• **What you will do**
Count the lines below that contain the word "نعيم" and give only that number.

--- Start ---

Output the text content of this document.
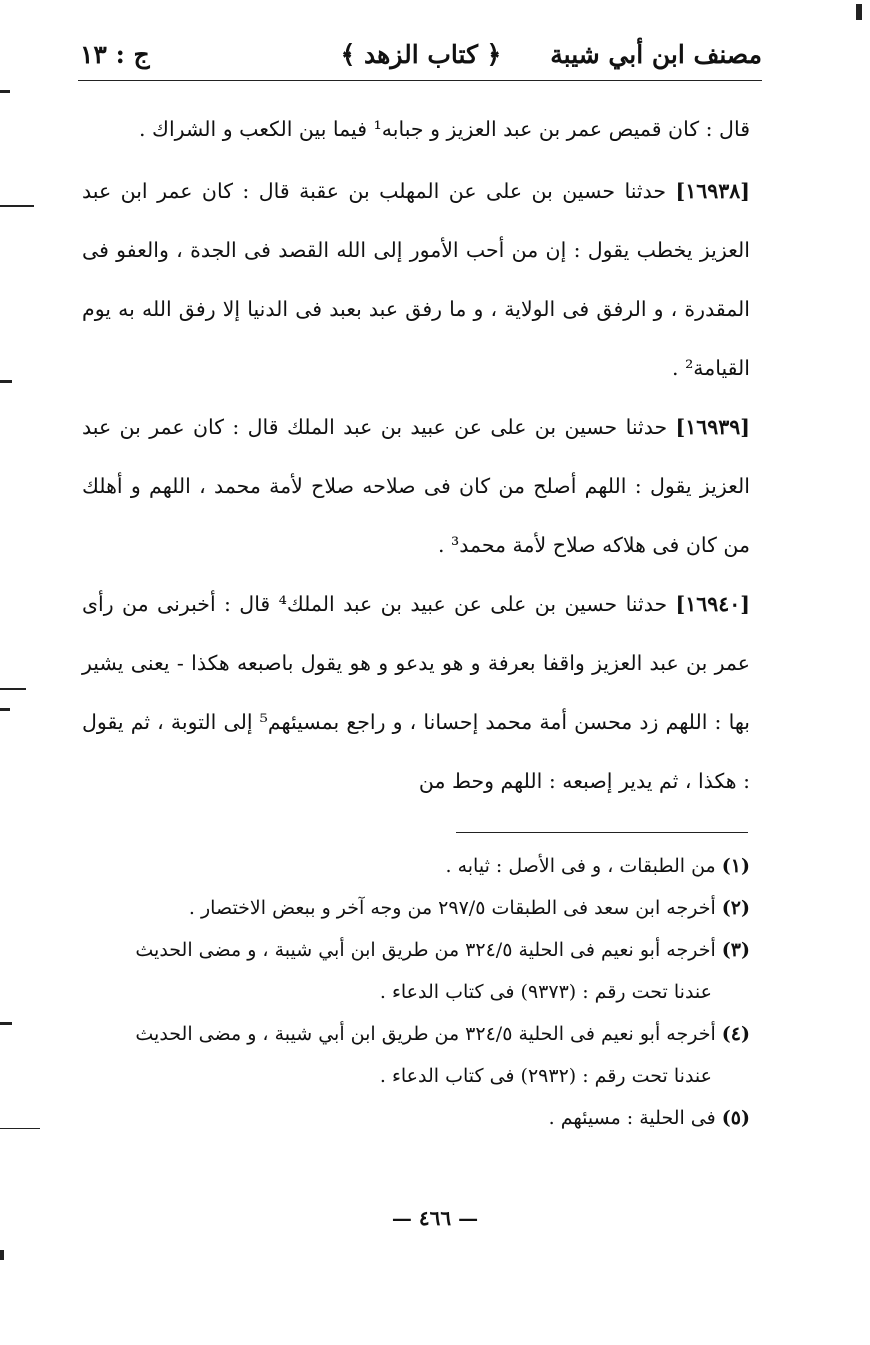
مصنف ابن أبي شيبة
﴿ كتاب الزهد ﴾
ج : ١٣

قال : كان قميص عمر بن عبد العزيز و جبابه¹ فيما بين الكعب و الشراك .

[١٦٩٣٨] حدثنا حسين بن على عن المهلب بن عقبة قال : كان عمر ابن عبد العزيز يخطب يقول : إن من أحب الأمور إلى الله القصد فى الجدة ، والعفو فى المقدرة ، و الرفق فى الولاية ، و ما رفق عبد بعبد فى الدنيا إلا رفق الله به يوم القيامة² .

[١٦٩٣٩] حدثنا حسين بن على عن عبيد بن عبد الملك قال : كان عمر بن عبد العزيز يقول : اللهم أصلح من كان فى صلاحه صلاح لأمة محمد ، اللهم و أهلك من كان فى هلاكه صلاح لأمة محمد³ .

[١٦٩٤٠] حدثنا حسين بن على عن عبيد بن عبد الملك⁴ قال : أخبرنى من رأى عمر بن عبد العزيز واقفا بعرفة و هو يدعو و هو يقول باصبعه هكذا - يعنى يشير بها : اللهم زد محسن أمة محمد إحسانا ، و راجع بمسيئهم⁵ إلى التوبة ، ثم يقول : هكذا ، ثم يدير إصبعه : اللهم وحط من

(١) من الطبقات ، و فى الأصل : ثيابه .

(٢) أخرجه ابن سعد فى الطبقات ٢٩٧/٥ من وجه آخر و ببعض الاختصار .

(٣) أخرجه أبو نعيم فى الحلية ٣٢٤/٥ من طريق ابن أبي شيبة ، و مضى الحديث

عندنا تحت رقم : (٩٣٧٣) فى كتاب الدعاء .

(٤) أخرجه أبو نعيم فى الحلية ٣٢٤/٥ من طريق ابن أبي شيبة ، و مضى الحديث

عندنا تحت رقم : (٢٩٣٢) فى كتاب الدعاء .

(٥) فى الحلية : مسيئهم .

— ٤٦٦ —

--- End ---

• **Exercise answer**
2